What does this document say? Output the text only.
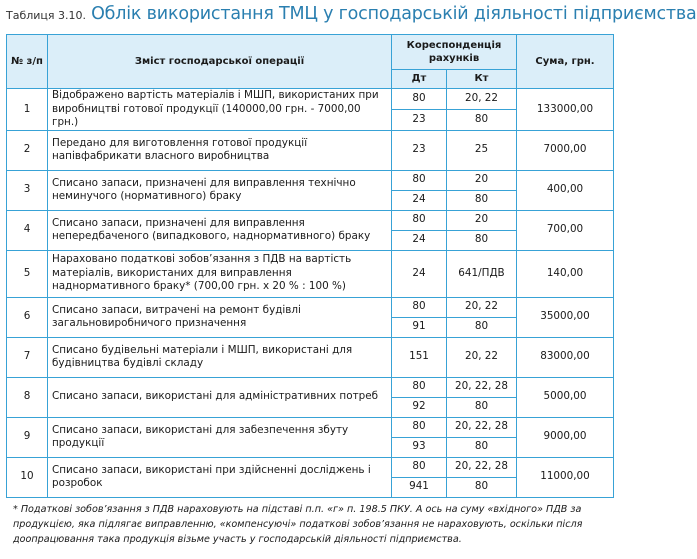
Таблиця 3.10. Облік використання ТМЦ у господарській діяльності підприємства
№ з/п	Зміст господарської операції	Кореспонденція рахунків		Сума, грн.
		Дт	Кт	
1	Відображено вартість матеріалів і МШП, використаних при виробництві готової продукції (140000,00 грн. - 7000,00 грн.)	80	20, 22	133000,00
		23	80	
2	Передано для виготовлення готової продукції напівфабрикати власного виробництва	23	25	7000,00
3	Списано запаси, призначені для виправлення технічно неминучого (нормативного) браку	80	20	400,00
		24	80	
4	Списано запаси, призначені для виправлення непередбаченого (випадкового, наднормативного) браку	80	20	700,00
		24	80	
5	Нараховано податкові зобов’язання з ПДВ на вартість матеріалів, використаних для виправлення наднормативного браку* (700,00 грн. х 20 % : 100 %)	24	641/ПДВ	140,00
6	Списано запаси, витрачені на ремонт будівлі загальновиробничого призначення	80	20, 22	35000,00
		91	80	
7	Списано будівельні матеріали і МШП, використані для будівництва будівлі складу	151	20, 22	83000,00
8	Списано запаси, використані для адміністративних потреб	80	20, 22, 28	5000,00
		92	80	
9	Списано запаси, використані для забезпечення збуту продукції	80	20, 22, 28	9000,00
		93	80	
10	Списано запаси, використані при здійсненні досліджень і розробок	80	20, 22, 28	11000,00
		941	80	
* Податкові зобов’язання з ПДВ нараховують на підставі п.п. «г» п. 198.5 ПКУ. А ось на суму «вхідного» ПДВ за продукцією, яка підлягає виправленню, «компенсуючі» податкові зобов’язання не нараховують, оскільки після доопрацювання така продукція візьме участь у господарській діяльності підприємства.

-=-=-

» **TASK DESCRIPTION**:
Give every record again exactly, apart from the pictures, which stay out.

» **FINISHED ANSWER**:
What does this document say? Output the text only.
Таблиця 3.10. Облік використання ТМЦ у господарській діяльності підприємства
№ з/п	Зміст господарської операції	Кореспонденція рахунків		Сума, грн.
		Дт	Кт	
1	Відображено вартість матеріалів і МШП, використаних при виробництві готової продукції (140000,00 грн. - 7000,00 грн.)	80	20, 22	133000,00
		23	80	
2	Передано для виготовлення готової продукції напівфабрикати власного виробництва	23	25	7000,00
3	Списано запаси, призначені для виправлення технічно неминучого (нормативного) браку	80	20	400,00
		24	80	
4	Списано запаси, призначені для виправлення непередбаченого (випадкового, наднормативного) браку	80	20	700,00
		24	80	
5	Нараховано податкові зобов’язання з ПДВ на вартість матеріалів, використаних для виправлення наднормативного браку* (700,00 грн. х 20 % : 100 %)	24	641/ПДВ	140,00
6	Списано запаси, витрачені на ремонт будівлі загальновиробничого призначення	80	20, 22	35000,00
		91	80	
7	Списано будівельні матеріали і МШП, використані для будівництва будівлі складу	151	20, 22	83000,00
8	Списано запаси, використані для адміністративних потреб	80	20, 22, 28	5000,00
		92	80	
9	Списано запаси, використані для забезпечення збуту продукції	80	20, 22, 28	9000,00
		93	80	
10	Списано запаси, використані при здійсненні досліджень і розробок	80	20, 22, 28	11000,00
		941	80	
* Податкові зобов’язання з ПДВ нараховують на підставі п.п. «г» п. 198.5 ПКУ. А ось на суму «вхідного» ПДВ за продукцією, яка підлягає виправленню, «компенсуючі» податкові зобов’язання не нараховують, оскільки після доопрацювання така продукція візьме участь у господарській діяльності підприємства.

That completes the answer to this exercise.